▶ Task statement
Repeat every entry word for word, skipping the pictures.

▶ Supplied information
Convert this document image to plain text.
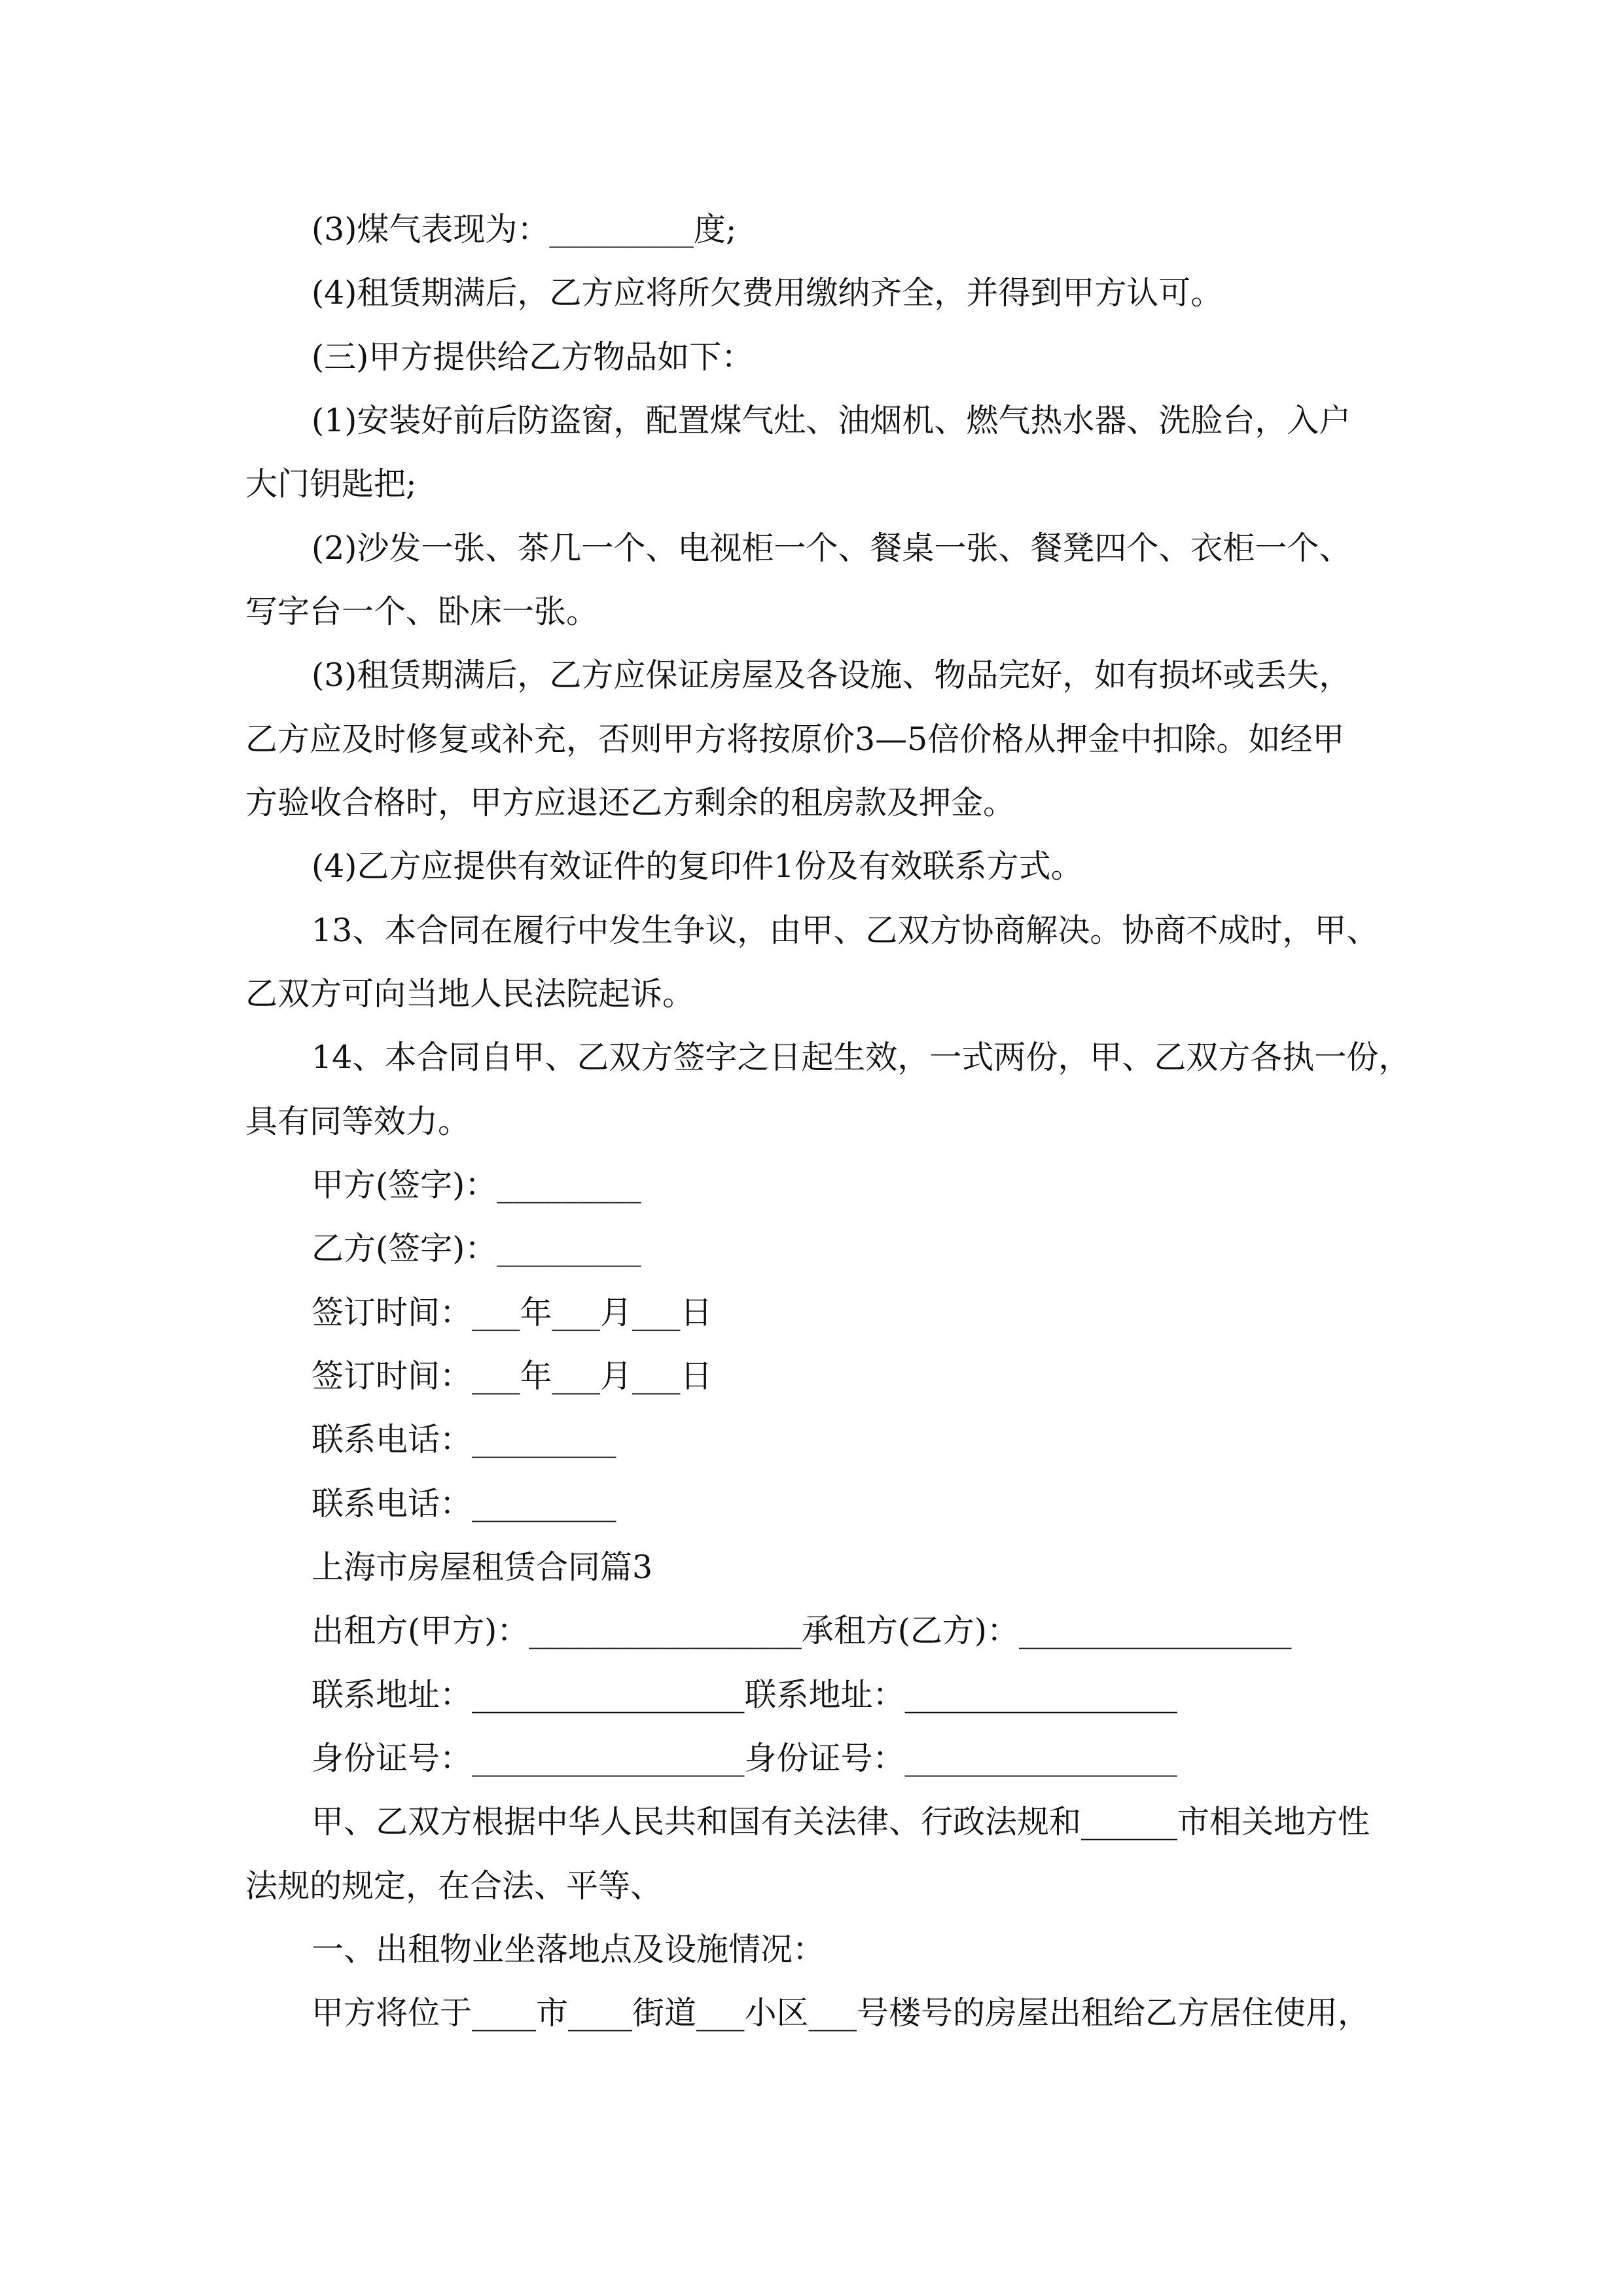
(3)煤气表现为：_________度;
(4)租赁期满后，乙方应将所欠费用缴纳齐全，并得到甲方认可。
(三)甲方提供给乙方物品如下：
(1)安装好前后防盗窗，配置煤气灶、油烟机、燃气热水器、洗脸台，入户
大门钥匙把;
(2)沙发一张、茶几一个、电视柜一个、餐桌一张、餐凳四个、衣柜一个、
写字台一个、卧床一张。
(3)租赁期满后，乙方应保证房屋及各设施、物品完好，如有损坏或丢失，
乙方应及时修复或补充，否则甲方将按原价3—5倍价格从押金中扣除。如经甲
方验收合格时，甲方应退还乙方剩余的租房款及押金。
(4)乙方应提供有效证件的复印件1份及有效联系方式。
13、本合同在履行中发生争议，由甲、乙双方协商解决。协商不成时，甲、
乙双方可向当地人民法院起诉。
14、本合同自甲、乙双方签字之日起生效，一式两份，甲、乙双方各执一份，
具有同等效力。
甲方(签字)：_________
乙方(签字)：_________
签订时间：___年___月___日
签订时间：___年___月___日
联系电话：_________
联系电话：_________
上海市房屋租赁合同篇3
出租方(甲方)：_________________承租方(乙方)：_________________
联系地址：_________________联系地址：_________________
身份证号：_________________身份证号：_________________
甲、乙双方根据中华人民共和国有关法律、行政法规和______市相关地方性
法规的规定，在合法、平等、
一、出租物业坐落地点及设施情况：
甲方将位于____市____街道___小区___号楼号的房屋出租给乙方居住使用，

▶ Task solution
Convert this document image to plain text.
(3)煤气表现为：_________度;
(4)租赁期满后，乙方应将所欠费用缴纳齐全，并得到甲方认可。
(三)甲方提供给乙方物品如下：
(1)安装好前后防盗窗，配置煤气灶、油烟机、燃气热水器、洗脸台，入户
大门钥匙把;
(2)沙发一张、茶几一个、电视柜一个、餐桌一张、餐凳四个、衣柜一个、
写字台一个、卧床一张。
(3)租赁期满后，乙方应保证房屋及各设施、物品完好，如有损坏或丢失，
乙方应及时修复或补充，否则甲方将按原价3—5倍价格从押金中扣除。如经甲
方验收合格时，甲方应退还乙方剩余的租房款及押金。
(4)乙方应提供有效证件的复印件1份及有效联系方式。
13、本合同在履行中发生争议，由甲、乙双方协商解决。协商不成时，甲、
乙双方可向当地人民法院起诉。
14、本合同自甲、乙双方签字之日起生效，一式两份，甲、乙双方各执一份，
具有同等效力。
甲方(签字)：_________
乙方(签字)：_________
签订时间：___年___月___日
签订时间：___年___月___日
联系电话：_________
联系电话：_________
上海市房屋租赁合同篇3
出租方(甲方)：_________________承租方(乙方)：_________________
联系地址：_________________联系地址：_________________
身份证号：_________________身份证号：_________________
甲、乙双方根据中华人民共和国有关法律、行政法规和______市相关地方性
法规的规定，在合法、平等、
一、出租物业坐落地点及设施情况：
甲方将位于____市____街道___小区___号楼号的房屋出租给乙方居住使用，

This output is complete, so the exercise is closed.